- **Exercise brief**: Repeat every entry word for word, skipping the pictures.

- **Extracted information**:
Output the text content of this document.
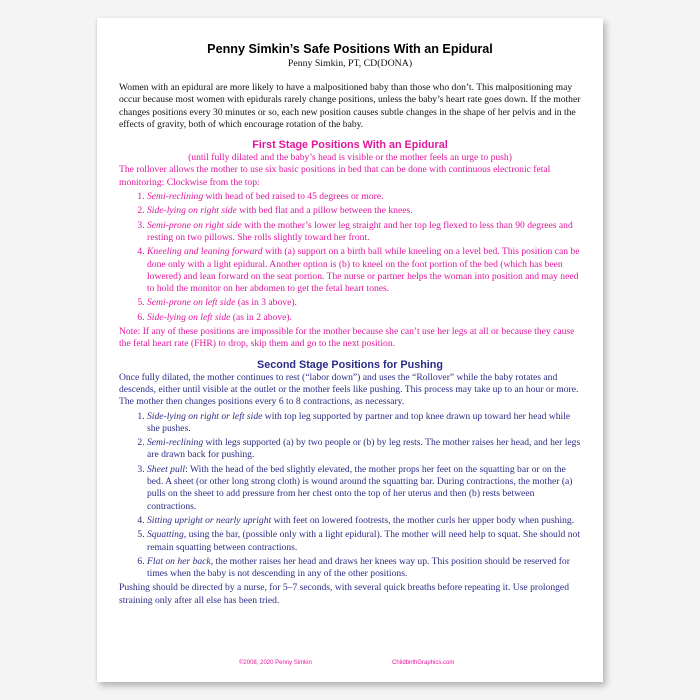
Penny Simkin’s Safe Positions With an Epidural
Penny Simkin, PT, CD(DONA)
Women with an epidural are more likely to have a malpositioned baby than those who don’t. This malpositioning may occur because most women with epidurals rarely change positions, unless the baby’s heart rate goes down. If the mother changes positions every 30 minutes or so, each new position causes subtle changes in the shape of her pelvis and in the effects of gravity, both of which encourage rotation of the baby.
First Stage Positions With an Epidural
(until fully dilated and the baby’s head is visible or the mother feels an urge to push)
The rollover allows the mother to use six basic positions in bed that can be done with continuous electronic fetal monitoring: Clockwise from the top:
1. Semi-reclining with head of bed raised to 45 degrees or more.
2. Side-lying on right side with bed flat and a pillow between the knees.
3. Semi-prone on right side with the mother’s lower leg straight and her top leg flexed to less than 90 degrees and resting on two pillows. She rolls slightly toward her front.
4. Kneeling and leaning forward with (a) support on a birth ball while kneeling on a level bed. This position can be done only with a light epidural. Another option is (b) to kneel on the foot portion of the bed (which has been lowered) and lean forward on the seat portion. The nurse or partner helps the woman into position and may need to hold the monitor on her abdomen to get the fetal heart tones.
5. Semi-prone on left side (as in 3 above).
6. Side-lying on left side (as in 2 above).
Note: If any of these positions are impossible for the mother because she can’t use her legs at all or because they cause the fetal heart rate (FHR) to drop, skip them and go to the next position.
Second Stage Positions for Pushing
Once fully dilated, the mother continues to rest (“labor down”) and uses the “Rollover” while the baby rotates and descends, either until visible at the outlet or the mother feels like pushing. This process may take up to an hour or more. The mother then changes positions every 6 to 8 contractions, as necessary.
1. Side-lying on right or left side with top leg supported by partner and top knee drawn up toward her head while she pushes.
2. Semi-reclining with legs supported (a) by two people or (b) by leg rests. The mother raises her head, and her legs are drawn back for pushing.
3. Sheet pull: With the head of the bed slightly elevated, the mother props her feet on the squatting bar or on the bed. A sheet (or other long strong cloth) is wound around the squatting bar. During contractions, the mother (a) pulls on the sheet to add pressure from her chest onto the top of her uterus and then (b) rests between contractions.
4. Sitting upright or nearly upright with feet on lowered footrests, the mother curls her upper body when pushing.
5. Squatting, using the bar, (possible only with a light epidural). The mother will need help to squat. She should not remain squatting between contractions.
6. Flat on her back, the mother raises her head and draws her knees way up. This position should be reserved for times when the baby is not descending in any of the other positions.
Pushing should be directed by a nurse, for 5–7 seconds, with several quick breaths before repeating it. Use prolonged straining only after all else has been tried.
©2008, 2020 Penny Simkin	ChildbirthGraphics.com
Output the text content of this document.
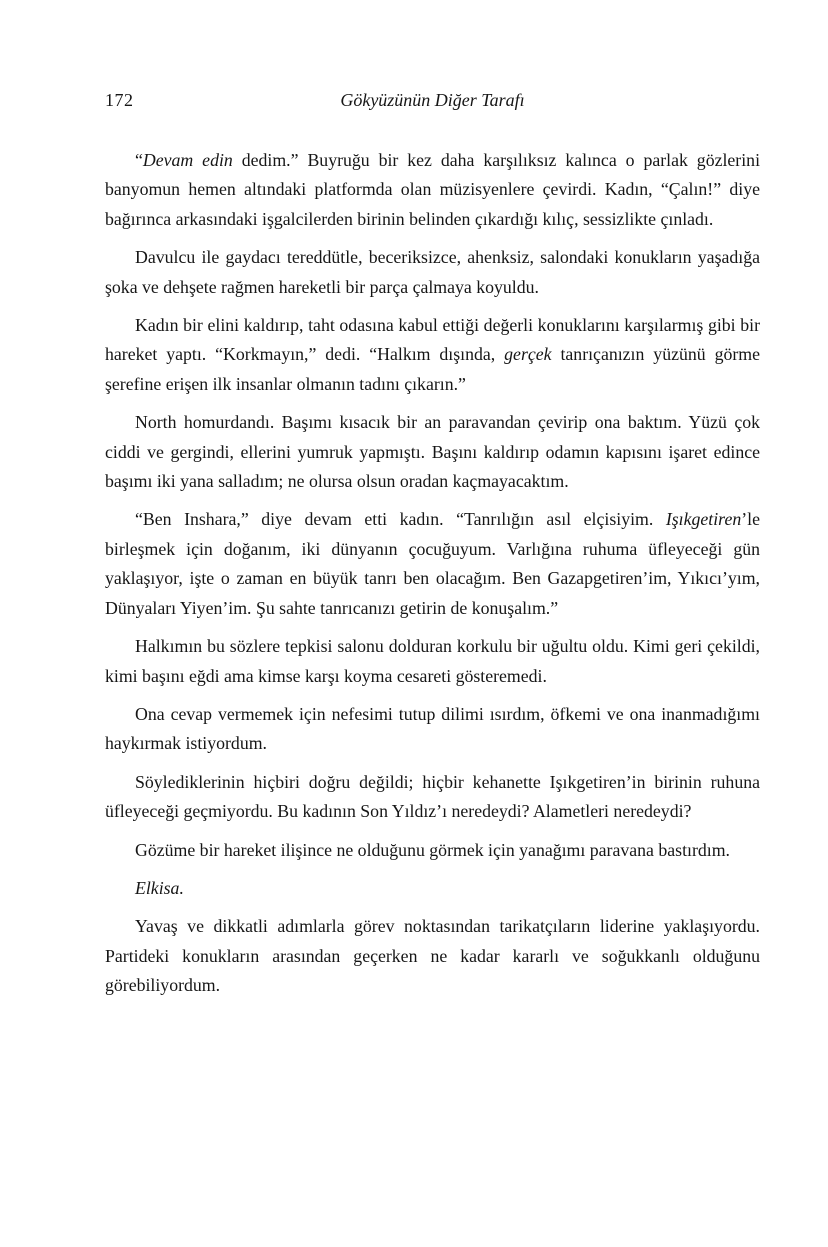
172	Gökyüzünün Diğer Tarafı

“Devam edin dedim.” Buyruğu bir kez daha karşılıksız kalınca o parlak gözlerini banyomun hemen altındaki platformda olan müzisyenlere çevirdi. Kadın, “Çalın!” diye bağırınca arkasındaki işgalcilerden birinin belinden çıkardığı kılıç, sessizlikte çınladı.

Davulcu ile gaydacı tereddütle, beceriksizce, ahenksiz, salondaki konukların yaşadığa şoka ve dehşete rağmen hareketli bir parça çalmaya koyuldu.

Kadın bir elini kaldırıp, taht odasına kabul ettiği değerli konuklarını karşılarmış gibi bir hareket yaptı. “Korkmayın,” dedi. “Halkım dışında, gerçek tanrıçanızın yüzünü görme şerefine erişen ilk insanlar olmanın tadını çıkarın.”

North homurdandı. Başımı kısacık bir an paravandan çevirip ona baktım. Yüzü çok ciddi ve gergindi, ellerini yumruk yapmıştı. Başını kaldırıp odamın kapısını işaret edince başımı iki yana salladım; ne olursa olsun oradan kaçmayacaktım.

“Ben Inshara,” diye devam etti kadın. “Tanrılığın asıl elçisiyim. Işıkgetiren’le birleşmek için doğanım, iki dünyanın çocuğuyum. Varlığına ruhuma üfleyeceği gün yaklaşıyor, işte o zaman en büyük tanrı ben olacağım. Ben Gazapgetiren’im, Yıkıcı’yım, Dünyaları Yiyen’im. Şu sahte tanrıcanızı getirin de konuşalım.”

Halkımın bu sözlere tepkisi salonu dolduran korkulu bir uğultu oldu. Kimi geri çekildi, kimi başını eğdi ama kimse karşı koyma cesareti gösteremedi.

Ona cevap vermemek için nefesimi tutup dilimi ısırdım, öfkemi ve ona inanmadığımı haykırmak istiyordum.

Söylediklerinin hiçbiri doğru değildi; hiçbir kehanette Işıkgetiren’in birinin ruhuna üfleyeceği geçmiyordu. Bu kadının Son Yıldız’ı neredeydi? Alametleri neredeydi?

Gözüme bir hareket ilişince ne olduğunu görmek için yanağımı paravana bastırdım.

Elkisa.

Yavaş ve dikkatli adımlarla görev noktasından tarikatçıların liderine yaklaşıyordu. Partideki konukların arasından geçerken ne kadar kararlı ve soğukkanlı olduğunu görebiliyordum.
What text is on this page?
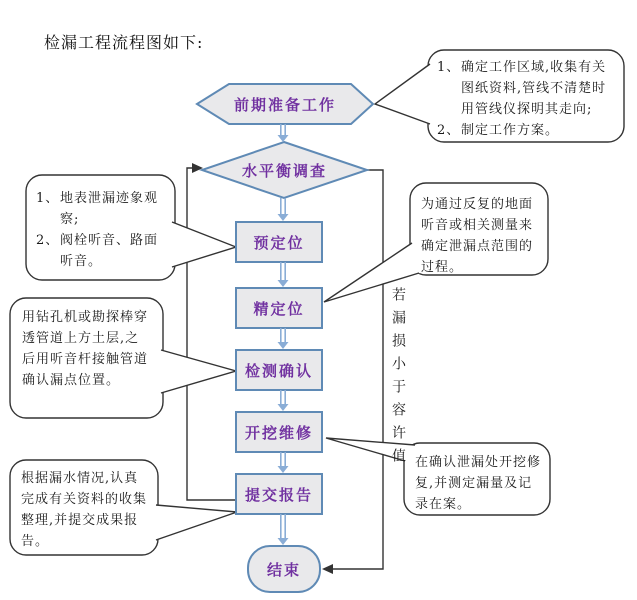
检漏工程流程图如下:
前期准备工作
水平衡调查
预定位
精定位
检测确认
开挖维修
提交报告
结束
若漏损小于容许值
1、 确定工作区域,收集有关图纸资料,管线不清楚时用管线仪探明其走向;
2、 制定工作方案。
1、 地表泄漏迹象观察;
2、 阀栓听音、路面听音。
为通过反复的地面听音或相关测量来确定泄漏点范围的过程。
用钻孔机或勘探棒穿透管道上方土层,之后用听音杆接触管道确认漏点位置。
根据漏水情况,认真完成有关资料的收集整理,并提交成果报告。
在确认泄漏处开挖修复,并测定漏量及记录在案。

- **Problem solution**:
Output the text content of this document.
Penny Simkin’s Safe Positions With an Epidural
Penny Simkin, PT, CD(DONA)
Women with an epidural are more likely to have a malpositioned baby than those who don’t. This malpositioning may occur because most women with epidurals rarely change positions, unless the baby’s heart rate goes down. If the mother changes positions every 30 minutes or so, each new position causes subtle changes in the shape of her pelvis and in the effects of gravity, both of which encourage rotation of the baby.
First Stage Positions With an Epidural
(until fully dilated and the baby’s head is visible or the mother feels an urge to push)
The rollover allows the mother to use six basic positions in bed that can be done with continuous electronic fetal monitoring: Clockwise from the top:
1. Semi-reclining with head of bed raised to 45 degrees or more.
2. Side-lying on right side with bed flat and a pillow between the knees.
3. Semi-prone on right side with the mother’s lower leg straight and her top leg flexed to less than 90 degrees and resting on two pillows. She rolls slightly toward her front.
4. Kneeling and leaning forward with (a) support on a birth ball while kneeling on a level bed. This position can be done only with a light epidural. Another option is (b) to kneel on the foot portion of the bed (which has been lowered) and lean forward on the seat portion. The nurse or partner helps the woman into position and may need to hold the monitor on her abdomen to get the fetal heart tones.
5. Semi-prone on left side (as in 3 above).
6. Side-lying on left side (as in 2 above).
Note: If any of these positions are impossible for the mother because she can’t use her legs at all or because they cause the fetal heart rate (FHR) to drop, skip them and go to the next position.
Second Stage Positions for Pushing
Once fully dilated, the mother continues to rest (“labor down”) and uses the “Rollover” while the baby rotates and descends, either until visible at the outlet or the mother feels like pushing. This process may take up to an hour or more. The mother then changes positions every 6 to 8 contractions, as necessary.
1. Side-lying on right or left side with top leg supported by partner and top knee drawn up toward her head while she pushes.
2. Semi-reclining with legs supported (a) by two people or (b) by leg rests. The mother raises her head, and her legs are drawn back for pushing.
3. Sheet pull: With the head of the bed slightly elevated, the mother props her feet on the squatting bar or on the bed. A sheet (or other long strong cloth) is wound around the squatting bar. During contractions, the mother (a) pulls on the sheet to add pressure from her chest onto the top of her uterus and then (b) rests between contractions.
4. Sitting upright or nearly upright with feet on lowered footrests, the mother curls her upper body when pushing.
5. Squatting, using the bar, (possible only with a light epidural). The mother will need help to squat. She should not remain squatting between contractions.
6. Flat on her back, the mother raises her head and draws her knees way up. This position should be reserved for times when the baby is not descending in any of the other positions.
Pushing should be directed by a nurse, for 5–7 seconds, with several quick breaths before repeating it. Use prolonged straining only after all else has been tried.
©2008, 2020 Penny Simkin	ChildbirthGraphics.com
Output the text content of this document.
172	Gökyüzünün Diğer Tarafı

“Devam edin dedim.” Buyruğu bir kez daha karşılıksız kalınca o parlak gözlerini banyomun hemen altındaki platformda olan müzisyenlere çevirdi. Kadın, “Çalın!” diye bağırınca arkasındaki işgalcilerden birinin belinden çıkardığı kılıç, sessizlikte çınladı.

Davulcu ile gaydacı tereddütle, beceriksizce, ahenksiz, salondaki konukların yaşadığa şoka ve dehşete rağmen hareketli bir parça çalmaya koyuldu.

Kadın bir elini kaldırıp, taht odasına kabul ettiği değerli konuklarını karşılarmış gibi bir hareket yaptı. “Korkmayın,” dedi. “Halkım dışında, gerçek tanrıçanızın yüzünü görme şerefine erişen ilk insanlar olmanın tadını çıkarın.”

North homurdandı. Başımı kısacık bir an paravandan çevirip ona baktım. Yüzü çok ciddi ve gergindi, ellerini yumruk yapmıştı. Başını kaldırıp odamın kapısını işaret edince başımı iki yana salladım; ne olursa olsun oradan kaçmayacaktım.

“Ben Inshara,” diye devam etti kadın. “Tanrılığın asıl elçisiyim. Işıkgetiren’le birleşmek için doğanım, iki dünyanın çocuğuyum. Varlığına ruhuma üfleyeceği gün yaklaşıyor, işte o zaman en büyük tanrı ben olacağım. Ben Gazapgetiren’im, Yıkıcı’yım, Dünyaları Yiyen’im. Şu sahte tanrıcanızı getirin de konuşalım.”

Halkımın bu sözlere tepkisi salonu dolduran korkulu bir uğultu oldu. Kimi geri çekildi, kimi başını eğdi ama kimse karşı koyma cesareti gösteremedi.

Ona cevap vermemek için nefesimi tutup dilimi ısırdım, öfkemi ve ona inanmadığımı haykırmak istiyordum.

Söylediklerinin hiçbiri doğru değildi; hiçbir kehanette Işıkgetiren’in birinin ruhuna üfleyeceği geçmiyordu. Bu kadının Son Yıldız’ı neredeydi? Alametleri neredeydi?

Gözüme bir hareket ilişince ne olduğunu görmek için yanağımı paravana bastırdım.

Elkisa.

Yavaş ve dikkatli adımlarla görev noktasından tarikatçıların liderine yaklaşıyordu. Partideki konukların arasından geçerken ne kadar kararlı ve soğukkanlı olduğunu görebiliyordum.
What text is on this page?
检漏工程流程图如下:
前期准备工作
水平衡调查
预定位
精定位
检测确认
开挖维修
提交报告
结束
若漏损小于容许值
1、 确定工作区域,收集有关图纸资料,管线不清楚时用管线仪探明其走向;
2、 制定工作方案。
1、 地表泄漏迹象观察;
2、 阀栓听音、路面听音。
为通过反复的地面听音或相关测量来确定泄漏点范围的过程。
用钻孔机或勘探棒穿透管道上方土层,之后用听音杆接触管道确认漏点位置。
根据漏水情况,认真完成有关资料的收集整理,并提交成果报告。
在确认泄漏处开挖修复,并测定漏量及记录在案。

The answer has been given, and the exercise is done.